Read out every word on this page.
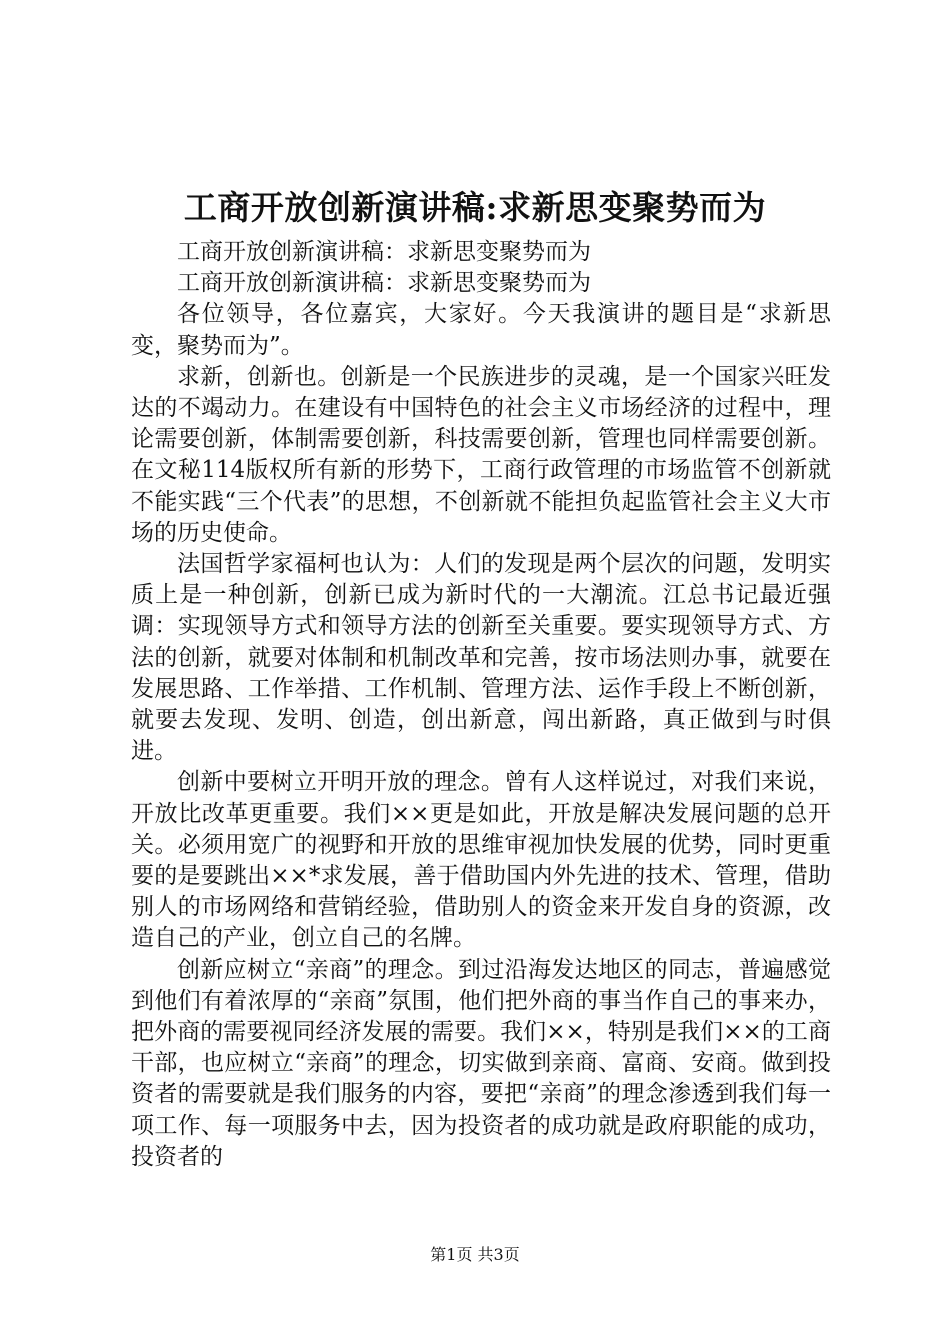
工商开放创新演讲稿:求新思变聚势而为

工商开放创新演讲稿：求新思变聚势而为

工商开放创新演讲稿：求新思变聚势而为

各位领导，各位嘉宾，大家好。今天我演讲的题目是“求新思变，聚势而为”。

求新，创新也。创新是一个民族进步的灵魂，是一个国家兴旺发达的不竭动力。在建设有中国特色的社会主义市场经济的过程中，理论需要创新，体制需要创新，科技需要创新，管理也同样需要创新。在文秘114版权所有新的形势下，工商行政管理的市场监管不创新就不能实践“三个代表”的思想，不创新就不能担负起监管社会主义大市场的历史使命。

法国哲学家福柯也认为：人们的发现是两个层次的问题，发明实质上是一种创新，创新已成为新时代的一大潮流。江总书记最近强调：实现领导方式和领导方法的创新至关重要。要实现领导方式、方法的创新，就要对体制和机制改革和完善，按市场法则办事，就要在发展思路、工作举措、工作机制、管理方法、运作手段上不断创新，就要去发现、发明、创造，创出新意，闯出新路，真正做到与时俱进。

创新中要树立开明开放的理念。曾有人这样说过，对我们来说，开放比改革更重要。我们××更是如此，开放是解决发展问题的总开关。必须用宽广的视野和开放的思维审视加快发展的优势，同时更重要的是要跳出××*求发展，善于借助国内外先进的技术、管理，借助别人的市场网络和营销经验，借助别人的资金来开发自身的资源，改造自己的产业，创立自己的名牌。

创新应树立“亲商”的理念。到过沿海发达地区的同志，普遍感觉到他们有着浓厚的“亲商”氛围，他们把外商的事当作自己的事来办，把外商的需要视同经济发展的需要。我们××，特别是我们××的工商干部，也应树立“亲商”的理念，切实做到亲商、富商、安商。做到投资者的需要就是我们服务的内容，要把“亲商”的理念渗透到我们每一项工作、每一项服务中去，因为投资者的成功就是政府职能的成功，投资者的

第1页 共3页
_ _ _ _ _
All entries must be written out again exactly as given, with no pictures in the copy.

Read out every word on this page.
工商开放创新演讲稿:求新思变聚势而为

工商开放创新演讲稿：求新思变聚势而为

工商开放创新演讲稿：求新思变聚势而为

各位领导，各位嘉宾，大家好。今天我演讲的题目是“求新思变，聚势而为”。

求新，创新也。创新是一个民族进步的灵魂，是一个国家兴旺发达的不竭动力。在建设有中国特色的社会主义市场经济的过程中，理论需要创新，体制需要创新，科技需要创新，管理也同样需要创新。在文秘114版权所有新的形势下，工商行政管理的市场监管不创新就不能实践“三个代表”的思想，不创新就不能担负起监管社会主义大市场的历史使命。

法国哲学家福柯也认为：人们的发现是两个层次的问题，发明实质上是一种创新，创新已成为新时代的一大潮流。江总书记最近强调：实现领导方式和领导方法的创新至关重要。要实现领导方式、方法的创新，就要对体制和机制改革和完善，按市场法则办事，就要在发展思路、工作举措、工作机制、管理方法、运作手段上不断创新，就要去发现、发明、创造，创出新意，闯出新路，真正做到与时俱进。

创新中要树立开明开放的理念。曾有人这样说过，对我们来说，开放比改革更重要。我们××更是如此，开放是解决发展问题的总开关。必须用宽广的视野和开放的思维审视加快发展的优势，同时更重要的是要跳出××*求发展，善于借助国内外先进的技术、管理，借助别人的市场网络和营销经验，借助别人的资金来开发自身的资源，改造自己的产业，创立自己的名牌。

创新应树立“亲商”的理念。到过沿海发达地区的同志，普遍感觉到他们有着浓厚的“亲商”氛围，他们把外商的事当作自己的事来办，把外商的需要视同经济发展的需要。我们××，特别是我们××的工商干部，也应树立“亲商”的理念，切实做到亲商、富商、安商。做到投资者的需要就是我们服务的内容，要把“亲商”的理念渗透到我们每一项工作、每一项服务中去，因为投资者的成功就是政府职能的成功，投资者的

第1页 共3页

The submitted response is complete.